TO BE DONE:
Among the entries, which lines carry the string "งจากน"? Copy each of them.

Lines of data

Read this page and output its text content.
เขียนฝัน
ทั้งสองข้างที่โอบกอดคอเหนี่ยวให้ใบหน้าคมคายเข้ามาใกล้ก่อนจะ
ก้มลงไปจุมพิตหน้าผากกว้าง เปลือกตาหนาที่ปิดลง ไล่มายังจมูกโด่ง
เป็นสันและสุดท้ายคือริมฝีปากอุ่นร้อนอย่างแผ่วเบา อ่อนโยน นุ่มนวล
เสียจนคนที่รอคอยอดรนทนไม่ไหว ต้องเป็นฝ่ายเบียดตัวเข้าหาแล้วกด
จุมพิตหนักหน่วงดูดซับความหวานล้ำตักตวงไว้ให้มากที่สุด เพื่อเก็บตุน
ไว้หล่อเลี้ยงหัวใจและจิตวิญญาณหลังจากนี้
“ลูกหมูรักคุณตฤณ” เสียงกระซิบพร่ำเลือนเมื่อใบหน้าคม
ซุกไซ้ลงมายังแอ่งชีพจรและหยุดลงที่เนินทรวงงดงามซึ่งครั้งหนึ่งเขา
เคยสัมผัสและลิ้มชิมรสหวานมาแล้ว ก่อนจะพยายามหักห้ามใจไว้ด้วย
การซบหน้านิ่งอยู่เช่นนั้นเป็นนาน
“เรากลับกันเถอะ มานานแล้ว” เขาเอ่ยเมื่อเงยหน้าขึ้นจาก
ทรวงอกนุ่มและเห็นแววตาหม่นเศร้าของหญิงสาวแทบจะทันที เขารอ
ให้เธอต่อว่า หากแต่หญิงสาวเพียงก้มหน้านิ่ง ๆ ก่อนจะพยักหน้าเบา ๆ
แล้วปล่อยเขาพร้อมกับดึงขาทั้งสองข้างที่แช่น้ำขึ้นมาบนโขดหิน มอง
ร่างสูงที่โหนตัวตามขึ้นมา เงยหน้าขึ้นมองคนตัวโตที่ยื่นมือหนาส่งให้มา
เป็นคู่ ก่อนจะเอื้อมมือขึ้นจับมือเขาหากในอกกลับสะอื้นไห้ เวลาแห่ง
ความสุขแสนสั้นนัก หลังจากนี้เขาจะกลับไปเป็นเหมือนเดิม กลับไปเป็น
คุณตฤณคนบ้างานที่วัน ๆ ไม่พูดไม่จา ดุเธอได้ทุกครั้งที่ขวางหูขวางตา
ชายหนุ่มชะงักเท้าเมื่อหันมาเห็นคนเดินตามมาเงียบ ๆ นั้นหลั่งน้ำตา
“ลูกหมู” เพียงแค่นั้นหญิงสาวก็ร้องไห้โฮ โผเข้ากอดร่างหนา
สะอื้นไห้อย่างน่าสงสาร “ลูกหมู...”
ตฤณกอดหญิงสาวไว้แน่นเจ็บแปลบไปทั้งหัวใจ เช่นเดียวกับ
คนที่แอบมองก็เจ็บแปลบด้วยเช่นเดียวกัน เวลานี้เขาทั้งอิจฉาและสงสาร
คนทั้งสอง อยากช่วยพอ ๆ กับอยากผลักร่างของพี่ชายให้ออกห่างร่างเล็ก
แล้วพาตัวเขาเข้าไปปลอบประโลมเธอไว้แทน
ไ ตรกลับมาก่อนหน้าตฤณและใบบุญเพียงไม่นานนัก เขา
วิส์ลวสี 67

CORRECT RESPONSE:
ไว้หล่อเลี้ยงหัวใจและจิตวิญญาณหลังจากนี้
ความสุขแสนสั้นนัก หลังจากนี้เขาจะกลับไปเป็นเหมือนเดิม กลับไปเป็น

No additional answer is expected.